Direction —
Locate the word "outside" in the material, then show every line that holds it.

Record list —
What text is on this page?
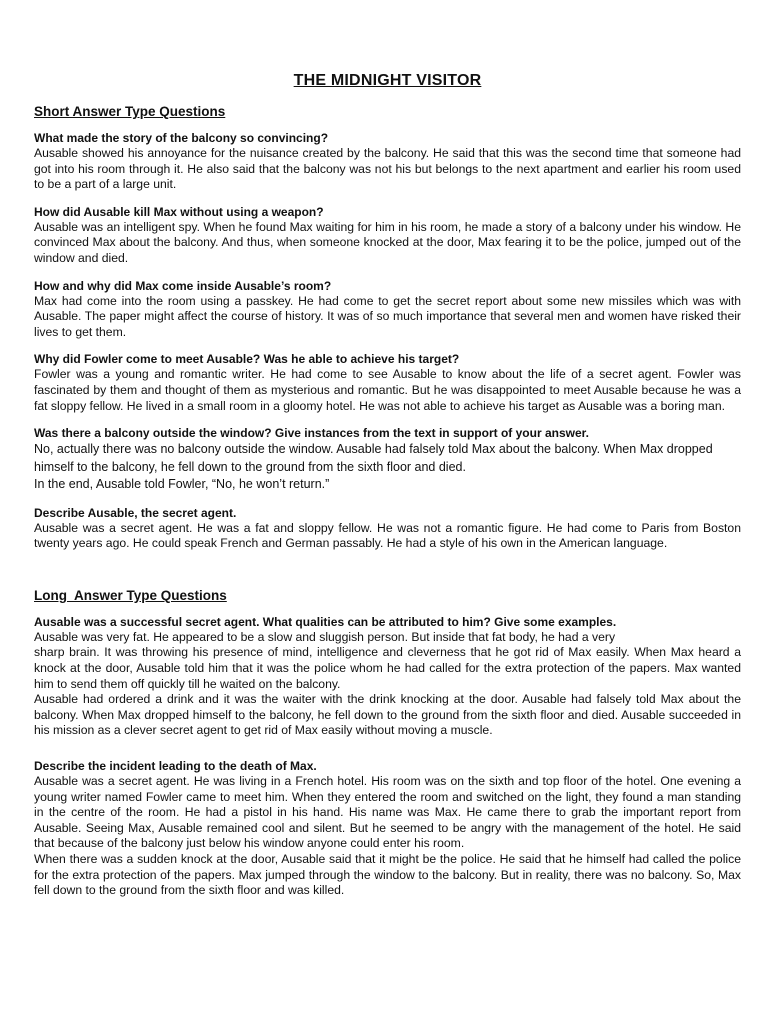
THE MIDNIGHT VISITOR
Short Answer Type Questions

What made the story of the balcony so convincing?

Ausable showed his annoyance for the nuisance created by the balcony. He said that this was the second time that someone had got into his room through it. He also said that the balcony was not his but belongs to the next apartment and earlier his room used to be a part of a large unit.

How did Ausable kill Max without using a weapon?

Ausable was an intelligent spy. When he found Max waiting for him in his room, he made a story of a balcony under his window. He convinced Max about the balcony. And thus, when someone knocked at the door, Max fearing it to be the police, jumped out of the window and died.

How and why did Max come inside Ausable’s room?

Max had come into the room using a passkey. He had come to get the secret report about some new missiles which was with Ausable. The paper might affect the course of history. It was of so much importance that several men and women have risked their lives to get them.

Why did Fowler come to meet Ausable? Was he able to achieve his target?

Fowler was a young and romantic writer. He had come to see Ausable to know about the life of a secret agent. Fowler was fascinated by them and thought of them as mysterious and romantic. But he was disappointed to meet Ausable because he was a fat sloppy fellow. He lived in a small room in a gloomy hotel. He was not able to achieve his target as Ausable was a boring man.

Was there a balcony outside the window? Give instances from the text in support of your answer.

No, actually there was no balcony outside the window. Ausable had falsely told Max about the balcony. When Max dropped himself to the balcony, he fell down to the ground from the sixth floor and died.

In the end, Ausable told Fowler, “No, he won’t return.”

Describe Ausable, the secret agent.

Ausable was a secret agent. He was a fat and sloppy fellow. He was not a romantic figure. He had come to Paris from Boston twenty years ago. He could speak French and German passably. He had a style of his own in the American language.

Long  Answer Type Questions

Ausable was a successful secret agent. What qualities can be attributed to him? Give some examples.

Ausable was very fat. He appeared to be a slow and sluggish person. But inside that fat body, he had a very

sharp brain. It was throwing his presence of mind, intelligence and cleverness that he got rid of Max easily. When Max heard a knock at the door, Ausable told him that it was the police whom he had called for the extra protection of the papers. Max wanted him to send them off quickly till he waited on the balcony.

Ausable had ordered a drink and it was the waiter with the drink knocking at the door. Ausable had falsely told Max about the balcony. When Max dropped himself to the balcony, he fell down to the ground from the sixth floor and died. Ausable succeeded in his mission as a clever secret agent to get rid of Max easily without moving a muscle.

Describe the incident leading to the death of Max.

Ausable was a secret agent. He was living in a French hotel. His room was on the sixth and top floor of the hotel. One evening a young writer named Fowler came to meet him. When they entered the room and switched on the light, they found a man standing in the centre of the room. He had a pistol in his hand. His name was Max. He came there to grab the important report from Ausable. Seeing Max, Ausable remained cool and silent. But he seemed to be angry with the management of the hotel. He said that because of the balcony just below his window anyone could enter his room.

When there was a sudden knock at the door, Ausable said that it might be the police. He said that he himself had called the police for the extra protection of the papers. Max jumped through the window to the balcony. But in reality, there was no balcony. So, Max fell down to the ground from the sixth floor and was killed.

Problem solution —
Was there a balcony outside the window? Give instances from the text in support of your answer.
No, actually there was no balcony outside the window. Ausable had falsely told Max about the balcony. When Max dropped himself to the balcony, he fell down to the ground from the sixth floor and died.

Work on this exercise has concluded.